TASK:
Pull each line containing "lengde" out of the data and copy it.

ITEMS:
# # # # #

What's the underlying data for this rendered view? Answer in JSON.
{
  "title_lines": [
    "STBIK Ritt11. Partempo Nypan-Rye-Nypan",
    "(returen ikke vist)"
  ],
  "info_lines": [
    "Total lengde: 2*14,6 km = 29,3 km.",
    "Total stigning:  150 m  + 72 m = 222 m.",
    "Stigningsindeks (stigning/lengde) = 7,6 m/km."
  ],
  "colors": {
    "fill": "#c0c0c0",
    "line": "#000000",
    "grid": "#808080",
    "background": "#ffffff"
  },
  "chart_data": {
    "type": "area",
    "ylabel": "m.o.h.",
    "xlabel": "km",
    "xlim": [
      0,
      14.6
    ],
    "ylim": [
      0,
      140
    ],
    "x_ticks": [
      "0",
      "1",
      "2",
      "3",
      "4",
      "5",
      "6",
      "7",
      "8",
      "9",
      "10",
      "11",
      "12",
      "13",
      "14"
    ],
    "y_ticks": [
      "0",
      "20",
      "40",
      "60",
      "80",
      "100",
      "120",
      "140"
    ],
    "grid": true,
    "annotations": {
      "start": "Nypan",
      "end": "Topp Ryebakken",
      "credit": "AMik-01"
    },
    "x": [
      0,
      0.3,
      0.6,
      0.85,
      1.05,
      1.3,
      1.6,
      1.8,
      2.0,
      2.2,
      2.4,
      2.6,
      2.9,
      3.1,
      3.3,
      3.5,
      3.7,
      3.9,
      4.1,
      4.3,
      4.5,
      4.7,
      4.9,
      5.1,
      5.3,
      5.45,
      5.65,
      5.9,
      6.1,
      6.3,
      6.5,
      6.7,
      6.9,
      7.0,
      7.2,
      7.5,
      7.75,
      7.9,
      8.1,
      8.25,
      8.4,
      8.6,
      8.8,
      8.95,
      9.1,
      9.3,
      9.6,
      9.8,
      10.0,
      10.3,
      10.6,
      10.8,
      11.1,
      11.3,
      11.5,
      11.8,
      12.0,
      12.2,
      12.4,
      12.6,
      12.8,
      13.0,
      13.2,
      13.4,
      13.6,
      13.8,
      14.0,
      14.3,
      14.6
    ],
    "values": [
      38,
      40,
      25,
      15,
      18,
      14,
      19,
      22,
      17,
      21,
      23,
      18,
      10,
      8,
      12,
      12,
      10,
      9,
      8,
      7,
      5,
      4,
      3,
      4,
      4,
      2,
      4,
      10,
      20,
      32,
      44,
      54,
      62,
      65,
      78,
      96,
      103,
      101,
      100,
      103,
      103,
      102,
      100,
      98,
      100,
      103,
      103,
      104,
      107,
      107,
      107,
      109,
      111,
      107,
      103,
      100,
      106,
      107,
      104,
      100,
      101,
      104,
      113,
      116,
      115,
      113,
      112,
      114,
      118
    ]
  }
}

# # # # #

EXERCISE OUTPUT:
    "Total lengde: 2*14,6 km = 29,3 km.",
    "Stigningsindeks (stigning/lengde) = 7,6 m/km."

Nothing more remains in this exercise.